Part of a data file

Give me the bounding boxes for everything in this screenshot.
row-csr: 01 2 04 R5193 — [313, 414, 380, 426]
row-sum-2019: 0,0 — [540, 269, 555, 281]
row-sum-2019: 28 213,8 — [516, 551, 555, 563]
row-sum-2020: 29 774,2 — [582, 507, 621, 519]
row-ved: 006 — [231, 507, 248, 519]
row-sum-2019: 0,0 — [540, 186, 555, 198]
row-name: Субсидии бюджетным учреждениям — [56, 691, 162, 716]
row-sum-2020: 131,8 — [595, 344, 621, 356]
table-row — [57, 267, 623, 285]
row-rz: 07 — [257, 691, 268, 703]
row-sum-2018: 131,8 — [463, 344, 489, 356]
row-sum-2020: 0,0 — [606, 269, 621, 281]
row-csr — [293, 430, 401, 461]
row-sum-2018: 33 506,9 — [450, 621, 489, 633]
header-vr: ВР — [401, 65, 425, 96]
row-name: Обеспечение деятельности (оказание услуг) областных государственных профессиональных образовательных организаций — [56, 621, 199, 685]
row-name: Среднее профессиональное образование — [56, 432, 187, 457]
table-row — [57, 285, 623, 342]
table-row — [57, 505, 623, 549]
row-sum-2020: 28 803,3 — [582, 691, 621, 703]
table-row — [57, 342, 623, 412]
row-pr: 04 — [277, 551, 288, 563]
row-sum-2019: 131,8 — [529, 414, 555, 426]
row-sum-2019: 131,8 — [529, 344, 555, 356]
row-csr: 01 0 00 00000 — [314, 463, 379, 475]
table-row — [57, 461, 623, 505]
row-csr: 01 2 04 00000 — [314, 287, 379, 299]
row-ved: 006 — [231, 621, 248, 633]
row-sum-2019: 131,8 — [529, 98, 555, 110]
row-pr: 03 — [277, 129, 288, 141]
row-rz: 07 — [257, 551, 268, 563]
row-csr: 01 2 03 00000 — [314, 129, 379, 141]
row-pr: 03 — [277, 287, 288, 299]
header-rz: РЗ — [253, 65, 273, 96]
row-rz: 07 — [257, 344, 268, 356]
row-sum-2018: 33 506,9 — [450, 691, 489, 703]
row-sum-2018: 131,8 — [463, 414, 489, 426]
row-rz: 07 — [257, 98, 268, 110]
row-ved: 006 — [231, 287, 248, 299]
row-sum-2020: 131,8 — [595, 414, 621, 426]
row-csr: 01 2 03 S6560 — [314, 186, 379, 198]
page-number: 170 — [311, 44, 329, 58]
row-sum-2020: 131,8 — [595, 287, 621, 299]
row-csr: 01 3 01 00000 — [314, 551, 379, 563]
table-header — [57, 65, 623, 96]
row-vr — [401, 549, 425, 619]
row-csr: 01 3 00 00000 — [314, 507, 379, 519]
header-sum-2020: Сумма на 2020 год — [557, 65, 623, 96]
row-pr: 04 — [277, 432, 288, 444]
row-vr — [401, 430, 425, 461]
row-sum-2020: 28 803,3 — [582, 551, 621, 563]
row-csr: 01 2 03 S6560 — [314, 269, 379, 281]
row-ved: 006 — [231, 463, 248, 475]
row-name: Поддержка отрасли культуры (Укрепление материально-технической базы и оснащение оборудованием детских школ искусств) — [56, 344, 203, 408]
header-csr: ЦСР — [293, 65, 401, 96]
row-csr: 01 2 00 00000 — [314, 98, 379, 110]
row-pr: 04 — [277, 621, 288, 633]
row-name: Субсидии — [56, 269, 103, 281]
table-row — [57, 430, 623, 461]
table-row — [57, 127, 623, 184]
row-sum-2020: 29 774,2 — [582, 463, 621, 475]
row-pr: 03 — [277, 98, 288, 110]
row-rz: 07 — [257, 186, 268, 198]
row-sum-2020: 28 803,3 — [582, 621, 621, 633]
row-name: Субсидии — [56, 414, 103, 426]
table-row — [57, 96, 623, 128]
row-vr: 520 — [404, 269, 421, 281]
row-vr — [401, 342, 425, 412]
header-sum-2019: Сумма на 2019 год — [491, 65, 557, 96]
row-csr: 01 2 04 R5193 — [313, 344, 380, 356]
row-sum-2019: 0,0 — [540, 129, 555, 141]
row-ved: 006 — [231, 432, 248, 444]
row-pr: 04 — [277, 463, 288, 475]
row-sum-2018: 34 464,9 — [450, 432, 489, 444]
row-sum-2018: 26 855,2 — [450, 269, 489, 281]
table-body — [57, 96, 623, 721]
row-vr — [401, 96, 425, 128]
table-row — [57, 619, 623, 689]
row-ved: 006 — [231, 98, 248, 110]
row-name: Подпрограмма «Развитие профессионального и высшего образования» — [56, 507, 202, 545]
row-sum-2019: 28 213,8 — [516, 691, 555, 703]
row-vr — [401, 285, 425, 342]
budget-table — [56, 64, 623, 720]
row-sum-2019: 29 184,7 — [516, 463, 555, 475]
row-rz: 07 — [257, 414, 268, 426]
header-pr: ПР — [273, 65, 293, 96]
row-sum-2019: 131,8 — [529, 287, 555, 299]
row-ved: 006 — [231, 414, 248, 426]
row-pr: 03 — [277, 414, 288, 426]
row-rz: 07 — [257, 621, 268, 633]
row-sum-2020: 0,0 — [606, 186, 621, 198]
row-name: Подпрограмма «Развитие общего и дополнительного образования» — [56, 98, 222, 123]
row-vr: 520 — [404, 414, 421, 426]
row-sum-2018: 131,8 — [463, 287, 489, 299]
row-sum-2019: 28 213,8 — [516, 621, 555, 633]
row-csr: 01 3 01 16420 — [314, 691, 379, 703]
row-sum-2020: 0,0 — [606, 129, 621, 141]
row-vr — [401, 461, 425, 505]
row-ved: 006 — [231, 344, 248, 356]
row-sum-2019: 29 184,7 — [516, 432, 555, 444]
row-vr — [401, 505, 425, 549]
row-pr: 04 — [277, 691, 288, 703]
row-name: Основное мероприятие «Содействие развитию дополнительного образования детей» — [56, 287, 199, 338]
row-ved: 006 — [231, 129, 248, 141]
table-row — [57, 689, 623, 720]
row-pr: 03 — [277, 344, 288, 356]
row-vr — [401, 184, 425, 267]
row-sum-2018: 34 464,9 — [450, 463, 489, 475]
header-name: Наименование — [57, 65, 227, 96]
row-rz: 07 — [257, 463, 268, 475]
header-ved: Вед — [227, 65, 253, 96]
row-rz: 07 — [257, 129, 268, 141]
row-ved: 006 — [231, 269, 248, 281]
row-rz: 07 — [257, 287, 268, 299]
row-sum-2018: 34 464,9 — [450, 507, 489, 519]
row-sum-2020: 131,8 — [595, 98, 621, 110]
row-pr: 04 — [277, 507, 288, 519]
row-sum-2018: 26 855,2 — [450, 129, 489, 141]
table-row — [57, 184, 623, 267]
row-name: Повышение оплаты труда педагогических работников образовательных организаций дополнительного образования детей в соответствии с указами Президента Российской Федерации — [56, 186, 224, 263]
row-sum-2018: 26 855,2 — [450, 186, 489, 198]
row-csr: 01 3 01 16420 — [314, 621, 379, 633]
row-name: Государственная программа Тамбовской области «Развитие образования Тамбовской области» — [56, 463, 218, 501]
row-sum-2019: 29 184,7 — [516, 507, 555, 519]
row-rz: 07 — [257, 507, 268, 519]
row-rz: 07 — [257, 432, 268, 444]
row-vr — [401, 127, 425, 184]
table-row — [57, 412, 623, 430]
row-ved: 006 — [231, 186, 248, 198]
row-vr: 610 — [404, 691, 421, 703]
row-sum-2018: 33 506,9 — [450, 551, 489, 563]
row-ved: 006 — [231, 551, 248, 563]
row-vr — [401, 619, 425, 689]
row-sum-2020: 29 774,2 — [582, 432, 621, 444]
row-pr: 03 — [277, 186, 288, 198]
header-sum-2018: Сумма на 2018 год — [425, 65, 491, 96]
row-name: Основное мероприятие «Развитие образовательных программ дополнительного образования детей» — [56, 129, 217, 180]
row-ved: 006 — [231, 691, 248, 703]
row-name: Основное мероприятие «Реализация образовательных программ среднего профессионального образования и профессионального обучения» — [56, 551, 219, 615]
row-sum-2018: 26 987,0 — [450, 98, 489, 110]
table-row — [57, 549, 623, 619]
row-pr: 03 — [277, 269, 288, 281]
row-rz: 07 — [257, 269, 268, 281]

▸ Task instructions
Quote the records word for word, from their first line up to and including the line with "header-vr: ВР — [401, 65, 425, 96]".

▸ Exercise answer
Give me the bounding boxes for everything in this screenshot.
row-csr: 01 2 04 R5193 — [313, 414, 380, 426]
row-sum-2019: 0,0 — [540, 269, 555, 281]
row-sum-2019: 28 213,8 — [516, 551, 555, 563]
row-sum-2020: 29 774,2 — [582, 507, 621, 519]
row-ved: 006 — [231, 507, 248, 519]
row-sum-2019: 0,0 — [540, 186, 555, 198]
row-name: Субсидии бюджетным учреждениям — [56, 691, 162, 716]
row-sum-2020: 131,8 — [595, 344, 621, 356]
table-row — [57, 267, 623, 285]
row-rz: 07 — [257, 691, 268, 703]
row-sum-2018: 131,8 — [463, 344, 489, 356]
row-sum-2020: 0,0 — [606, 269, 621, 281]
row-csr — [293, 430, 401, 461]
row-sum-2018: 33 506,9 — [450, 621, 489, 633]
header-vr: ВР — [401, 65, 425, 96]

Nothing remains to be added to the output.